== INSTRUCTIONS TO FOLLOW ==
Search the records for "würde" and copy each line that holds it.

Records from a dataset:
================

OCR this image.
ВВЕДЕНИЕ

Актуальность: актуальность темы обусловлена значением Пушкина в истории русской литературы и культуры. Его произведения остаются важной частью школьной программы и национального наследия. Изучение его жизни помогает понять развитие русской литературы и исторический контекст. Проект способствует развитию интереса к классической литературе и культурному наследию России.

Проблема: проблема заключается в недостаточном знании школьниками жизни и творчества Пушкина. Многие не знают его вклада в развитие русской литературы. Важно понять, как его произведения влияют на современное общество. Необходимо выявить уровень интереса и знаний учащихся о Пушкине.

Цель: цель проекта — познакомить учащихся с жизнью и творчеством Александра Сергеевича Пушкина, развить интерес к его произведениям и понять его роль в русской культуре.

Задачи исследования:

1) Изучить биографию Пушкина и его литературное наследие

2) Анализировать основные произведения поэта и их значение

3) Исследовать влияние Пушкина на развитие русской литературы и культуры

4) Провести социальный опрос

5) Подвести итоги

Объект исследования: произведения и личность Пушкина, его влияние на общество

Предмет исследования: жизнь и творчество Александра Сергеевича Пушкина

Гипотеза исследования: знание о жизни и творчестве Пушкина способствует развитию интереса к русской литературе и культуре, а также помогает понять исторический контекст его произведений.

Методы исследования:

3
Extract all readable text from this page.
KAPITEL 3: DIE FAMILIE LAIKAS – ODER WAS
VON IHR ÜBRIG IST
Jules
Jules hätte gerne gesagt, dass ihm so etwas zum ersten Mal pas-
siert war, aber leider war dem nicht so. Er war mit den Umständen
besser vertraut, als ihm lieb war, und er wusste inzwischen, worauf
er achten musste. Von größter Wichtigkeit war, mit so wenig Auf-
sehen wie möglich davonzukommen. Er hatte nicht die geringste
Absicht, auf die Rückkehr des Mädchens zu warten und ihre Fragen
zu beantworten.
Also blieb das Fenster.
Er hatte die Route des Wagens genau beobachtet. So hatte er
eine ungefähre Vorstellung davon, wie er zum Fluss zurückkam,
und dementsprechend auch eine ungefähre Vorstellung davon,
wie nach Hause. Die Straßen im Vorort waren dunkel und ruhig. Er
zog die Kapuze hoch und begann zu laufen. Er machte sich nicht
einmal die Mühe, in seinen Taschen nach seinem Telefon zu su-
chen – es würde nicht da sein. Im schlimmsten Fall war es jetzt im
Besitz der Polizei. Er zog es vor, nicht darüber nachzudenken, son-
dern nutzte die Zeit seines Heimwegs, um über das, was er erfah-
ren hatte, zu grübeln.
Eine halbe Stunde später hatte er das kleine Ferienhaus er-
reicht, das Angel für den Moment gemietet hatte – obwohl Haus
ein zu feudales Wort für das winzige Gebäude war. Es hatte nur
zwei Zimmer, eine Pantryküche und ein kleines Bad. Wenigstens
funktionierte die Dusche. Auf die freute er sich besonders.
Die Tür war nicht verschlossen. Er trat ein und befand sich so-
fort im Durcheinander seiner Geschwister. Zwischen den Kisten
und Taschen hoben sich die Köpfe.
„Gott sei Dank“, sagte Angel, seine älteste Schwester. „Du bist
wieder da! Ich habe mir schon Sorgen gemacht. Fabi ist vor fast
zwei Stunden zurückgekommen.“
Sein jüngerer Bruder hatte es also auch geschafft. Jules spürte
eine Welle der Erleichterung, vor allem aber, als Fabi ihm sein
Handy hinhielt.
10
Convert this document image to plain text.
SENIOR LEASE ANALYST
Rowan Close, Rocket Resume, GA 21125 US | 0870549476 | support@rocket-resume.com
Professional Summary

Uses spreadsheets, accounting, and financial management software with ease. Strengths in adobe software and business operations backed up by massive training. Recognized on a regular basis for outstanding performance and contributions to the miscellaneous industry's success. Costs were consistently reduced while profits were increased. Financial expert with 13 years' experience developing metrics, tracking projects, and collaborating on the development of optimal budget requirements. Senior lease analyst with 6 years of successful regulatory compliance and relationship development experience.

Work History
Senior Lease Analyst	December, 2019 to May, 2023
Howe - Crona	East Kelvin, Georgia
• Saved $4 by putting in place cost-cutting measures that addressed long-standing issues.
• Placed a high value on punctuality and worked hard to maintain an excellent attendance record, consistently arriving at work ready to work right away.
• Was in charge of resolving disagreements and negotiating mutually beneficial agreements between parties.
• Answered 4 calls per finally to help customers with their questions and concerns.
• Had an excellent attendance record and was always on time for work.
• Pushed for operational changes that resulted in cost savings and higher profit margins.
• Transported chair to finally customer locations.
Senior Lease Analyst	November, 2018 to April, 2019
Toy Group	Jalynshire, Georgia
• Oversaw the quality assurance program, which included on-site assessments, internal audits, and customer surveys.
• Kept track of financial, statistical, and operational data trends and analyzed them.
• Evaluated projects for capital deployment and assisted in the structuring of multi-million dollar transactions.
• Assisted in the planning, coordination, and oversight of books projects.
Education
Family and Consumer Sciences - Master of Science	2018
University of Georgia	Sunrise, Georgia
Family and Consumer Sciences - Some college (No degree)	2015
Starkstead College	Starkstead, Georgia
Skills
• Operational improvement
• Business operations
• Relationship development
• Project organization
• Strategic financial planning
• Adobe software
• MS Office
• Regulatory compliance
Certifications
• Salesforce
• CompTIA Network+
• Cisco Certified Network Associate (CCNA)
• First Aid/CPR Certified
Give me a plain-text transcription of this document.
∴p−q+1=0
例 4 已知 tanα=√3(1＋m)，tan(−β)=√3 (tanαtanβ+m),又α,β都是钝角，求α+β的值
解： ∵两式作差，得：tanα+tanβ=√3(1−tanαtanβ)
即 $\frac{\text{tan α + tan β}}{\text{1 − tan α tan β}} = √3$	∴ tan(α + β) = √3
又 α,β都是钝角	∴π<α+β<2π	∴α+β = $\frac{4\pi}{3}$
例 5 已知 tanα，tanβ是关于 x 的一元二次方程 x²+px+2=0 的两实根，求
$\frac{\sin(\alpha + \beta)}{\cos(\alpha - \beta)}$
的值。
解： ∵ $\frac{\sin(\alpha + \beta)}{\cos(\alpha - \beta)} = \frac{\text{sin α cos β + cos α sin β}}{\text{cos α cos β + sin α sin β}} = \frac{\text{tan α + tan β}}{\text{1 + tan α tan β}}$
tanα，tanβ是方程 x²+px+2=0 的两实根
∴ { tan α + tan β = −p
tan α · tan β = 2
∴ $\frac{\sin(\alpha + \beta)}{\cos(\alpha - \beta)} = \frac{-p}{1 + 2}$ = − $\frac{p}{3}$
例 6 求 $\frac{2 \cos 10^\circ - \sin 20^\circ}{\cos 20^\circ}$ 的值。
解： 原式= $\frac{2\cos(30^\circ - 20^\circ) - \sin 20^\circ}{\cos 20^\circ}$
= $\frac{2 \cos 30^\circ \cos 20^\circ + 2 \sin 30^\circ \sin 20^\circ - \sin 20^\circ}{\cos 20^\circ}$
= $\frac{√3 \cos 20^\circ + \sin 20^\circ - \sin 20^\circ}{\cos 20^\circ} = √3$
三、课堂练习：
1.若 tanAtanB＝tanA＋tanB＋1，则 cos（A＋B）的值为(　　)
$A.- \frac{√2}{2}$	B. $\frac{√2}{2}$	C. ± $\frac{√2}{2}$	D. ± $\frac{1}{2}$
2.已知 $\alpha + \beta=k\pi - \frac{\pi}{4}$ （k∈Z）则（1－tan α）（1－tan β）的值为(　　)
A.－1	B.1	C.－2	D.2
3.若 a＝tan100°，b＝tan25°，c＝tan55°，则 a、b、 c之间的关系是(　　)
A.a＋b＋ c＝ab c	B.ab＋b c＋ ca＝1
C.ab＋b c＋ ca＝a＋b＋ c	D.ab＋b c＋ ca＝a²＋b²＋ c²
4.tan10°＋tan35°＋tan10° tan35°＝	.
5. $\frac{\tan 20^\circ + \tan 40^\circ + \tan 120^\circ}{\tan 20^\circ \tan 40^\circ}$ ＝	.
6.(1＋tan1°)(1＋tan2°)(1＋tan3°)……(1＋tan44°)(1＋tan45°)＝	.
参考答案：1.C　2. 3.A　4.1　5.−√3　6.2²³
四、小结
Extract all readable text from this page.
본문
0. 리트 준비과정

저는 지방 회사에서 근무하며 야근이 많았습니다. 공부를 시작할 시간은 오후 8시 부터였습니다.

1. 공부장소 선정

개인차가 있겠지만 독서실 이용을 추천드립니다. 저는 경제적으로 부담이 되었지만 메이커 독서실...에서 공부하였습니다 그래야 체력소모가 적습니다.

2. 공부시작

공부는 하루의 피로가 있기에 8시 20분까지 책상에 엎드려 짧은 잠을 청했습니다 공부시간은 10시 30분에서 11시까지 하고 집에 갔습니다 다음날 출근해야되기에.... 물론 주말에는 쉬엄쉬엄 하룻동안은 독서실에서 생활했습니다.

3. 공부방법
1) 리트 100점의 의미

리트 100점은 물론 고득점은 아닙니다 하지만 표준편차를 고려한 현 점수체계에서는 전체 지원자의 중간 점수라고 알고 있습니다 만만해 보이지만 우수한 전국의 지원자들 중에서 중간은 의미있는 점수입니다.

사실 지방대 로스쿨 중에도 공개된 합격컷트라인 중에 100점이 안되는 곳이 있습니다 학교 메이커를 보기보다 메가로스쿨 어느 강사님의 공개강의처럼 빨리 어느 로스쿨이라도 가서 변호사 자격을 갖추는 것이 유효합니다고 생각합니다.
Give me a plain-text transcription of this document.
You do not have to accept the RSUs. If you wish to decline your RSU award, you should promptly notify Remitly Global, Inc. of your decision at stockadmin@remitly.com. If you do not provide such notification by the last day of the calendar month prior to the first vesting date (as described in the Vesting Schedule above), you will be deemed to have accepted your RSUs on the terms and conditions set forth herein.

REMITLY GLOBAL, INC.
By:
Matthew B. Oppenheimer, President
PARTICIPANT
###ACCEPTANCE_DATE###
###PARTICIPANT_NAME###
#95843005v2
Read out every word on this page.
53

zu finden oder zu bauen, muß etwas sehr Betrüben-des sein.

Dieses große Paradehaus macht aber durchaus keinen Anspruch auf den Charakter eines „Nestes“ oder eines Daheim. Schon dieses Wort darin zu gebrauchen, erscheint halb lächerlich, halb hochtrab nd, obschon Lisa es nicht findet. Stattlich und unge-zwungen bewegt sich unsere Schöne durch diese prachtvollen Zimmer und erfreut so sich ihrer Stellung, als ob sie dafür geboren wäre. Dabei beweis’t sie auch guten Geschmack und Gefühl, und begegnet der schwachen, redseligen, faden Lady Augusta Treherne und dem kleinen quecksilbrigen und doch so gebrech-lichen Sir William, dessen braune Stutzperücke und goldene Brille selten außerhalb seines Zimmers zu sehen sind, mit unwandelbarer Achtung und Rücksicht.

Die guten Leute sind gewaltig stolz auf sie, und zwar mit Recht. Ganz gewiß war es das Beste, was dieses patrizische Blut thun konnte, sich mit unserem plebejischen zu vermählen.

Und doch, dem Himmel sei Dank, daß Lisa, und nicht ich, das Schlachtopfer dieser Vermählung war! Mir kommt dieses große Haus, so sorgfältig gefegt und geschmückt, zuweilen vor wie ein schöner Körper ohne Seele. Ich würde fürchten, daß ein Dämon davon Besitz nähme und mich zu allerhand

================

== PROBLEM SOLUTION ==
chen – es würde nicht da sein. Im schlimmsten Fall war es jetzt im
Und doch, dem Himmel sei Dank, daß Lisa, und nicht ich, das Schlachtopfer dieser Vermählung war! Mir kommt dieses große Haus, so sorgfältig gefegt und geschmückt, zuweilen vor wie ein schöner Körper ohne Seele. Ich würde fürchten, daß ein Dämon davon Besitz nähme und mich zu allerhand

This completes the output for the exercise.